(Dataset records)
☆ ☆ ☆ ☆ ☆ ☆ ☆
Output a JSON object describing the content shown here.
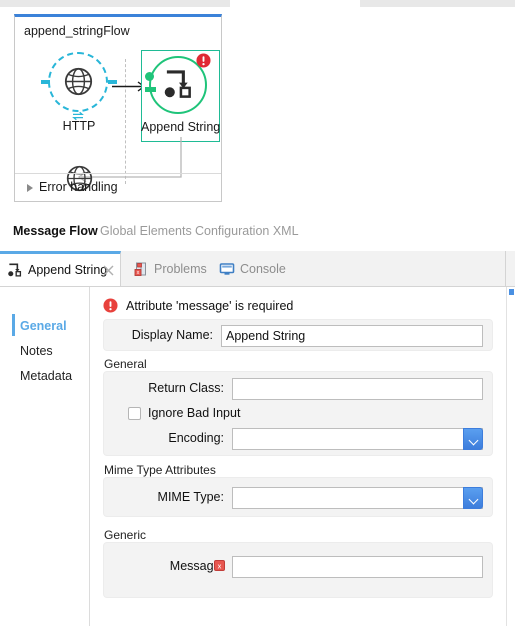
{
  "colors": {
    "selection_blue": "#3b82d9",
    "http_cyan": "#29b6d8",
    "append_green": "#1fc47a",
    "selection_teal": "#1fbb95",
    "error_red": "#e8413c",
    "accent_blue": "#5aa9e6",
    "combo_blue": "#3d7ddc"
  },
  "canvas": {
    "flow_name": "append_stringFlow",
    "nodes": [
      {
        "label": "HTTP",
        "icon": "globe-icon",
        "kind": "http-endpoint"
      },
      {
        "label": "Append String",
        "icon": "transformer-icon",
        "kind": "transformer",
        "selected": true,
        "has_error": true
      }
    ],
    "response_node": {
      "icon": "globe-icon",
      "label": ""
    },
    "error_handling": {
      "label": "Error handling",
      "icon": "chevron-right-icon",
      "expanded": false
    }
  },
  "editor_tabs": [
    {
      "label": "Message Flow",
      "active": true
    },
    {
      "label": "Global Elements",
      "active": false
    },
    {
      "label": "Configuration XML",
      "active": false
    }
  ],
  "view_tabs": [
    {
      "label": "Append String",
      "icon": "transformer-icon",
      "active": true,
      "closable": true,
      "close_icon": "close-icon"
    },
    {
      "label": "Problems",
      "icon": "problems-icon",
      "active": false
    },
    {
      "label": "Console",
      "icon": "console-icon",
      "active": false
    }
  ],
  "properties": {
    "side_nav": [
      {
        "label": "General",
        "active": true
      },
      {
        "label": "Notes",
        "active": false
      },
      {
        "label": "Metadata",
        "active": false
      }
    ],
    "banner": {
      "icon": "error-circle-icon",
      "text": "Attribute 'message' is required"
    },
    "display_name": {
      "label": "Display Name:",
      "value": "Append String",
      "placeholder": ""
    },
    "groups": [
      {
        "title": "General",
        "fields": [
          {
            "type": "text",
            "label": "Return Class:",
            "value": "",
            "placeholder": ""
          },
          {
            "type": "checkbox",
            "label": "Ignore Bad Input",
            "checked": false
          },
          {
            "type": "combo",
            "label": "Encoding:",
            "value": "",
            "placeholder": ""
          }
        ]
      },
      {
        "title": "Mime Type Attributes",
        "fields": [
          {
            "type": "combo",
            "label": "MIME Type:",
            "value": "",
            "placeholder": ""
          }
        ]
      },
      {
        "title": "Generic",
        "fields": [
          {
            "type": "text",
            "label": "Message:",
            "value": "",
            "placeholder": "",
            "error_icon": "error-square-icon"
          }
        ]
      }
    ]
  }
}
☆ ☆ ☆ ☆ ☆ ☆ ☆
• _BRIEF_: Keep the pictures out of the copy and return the rest of the data above exactly.

• _EXERCISE OUTPUT_:
Output a JSON object describing the content shown here.
{
  "colors": {
    "selection_blue": "#3b82d9",
    "http_cyan": "#29b6d8",
    "append_green": "#1fc47a",
    "selection_teal": "#1fbb95",
    "error_red": "#e8413c",
    "accent_blue": "#5aa9e6",
    "combo_blue": "#3d7ddc"
  },
  "canvas": {
    "flow_name": "append_stringFlow",
    "nodes": [
      {
        "label": "HTTP",
        "icon": "globe-icon",
        "kind": "http-endpoint"
      },
      {
        "label": "Append String",
        "icon": "transformer-icon",
        "kind": "transformer",
        "selected": true,
        "has_error": true
      }
    ],
    "response_node": {
      "icon": "globe-icon",
      "label": ""
    },
    "error_handling": {
      "label": "Error handling",
      "icon": "chevron-right-icon",
      "expanded": false
    }
  },
  "editor_tabs": [
    {
      "label": "Message Flow",
      "active": true
    },
    {
      "label": "Global Elements",
      "active": false
    },
    {
      "label": "Configuration XML",
      "active": false
    }
  ],
  "view_tabs": [
    {
      "label": "Append String",
      "icon": "transformer-icon",
      "active": true,
      "closable": true,
      "close_icon": "close-icon"
    },
    {
      "label": "Problems",
      "icon": "problems-icon",
      "active": false
    },
    {
      "label": "Console",
      "icon": "console-icon",
      "active": false
    }
  ],
  "properties": {
    "side_nav": [
      {
        "label": "General",
        "active": true
      },
      {
        "label": "Notes",
        "active": false
      },
      {
        "label": "Metadata",
        "active": false
      }
    ],
    "banner": {
      "icon": "error-circle-icon",
      "text": "Attribute 'message' is required"
    },
    "display_name": {
      "label": "Display Name:",
      "value": "Append String",
      "placeholder": ""
    },
    "groups": [
      {
        "title": "General",
        "fields": [
          {
            "type": "text",
            "label": "Return Class:",
            "value": "",
            "placeholder": ""
          },
          {
            "type": "checkbox",
            "label": "Ignore Bad Input",
            "checked": false
          },
          {
            "type": "combo",
            "label": "Encoding:",
            "value": "",
            "placeholder": ""
          }
        ]
      },
      {
        "title": "Mime Type Attributes",
        "fields": [
          {
            "type": "combo",
            "label": "MIME Type:",
            "value": "",
            "placeholder": ""
          }
        ]
      },
      {
        "title": "Generic",
        "fields": [
          {
            "type": "text",
            "label": "Message:",
            "value": "",
            "placeholder": "",
            "error_icon": "error-square-icon"
          }
        ]
      }
    ]
  }
}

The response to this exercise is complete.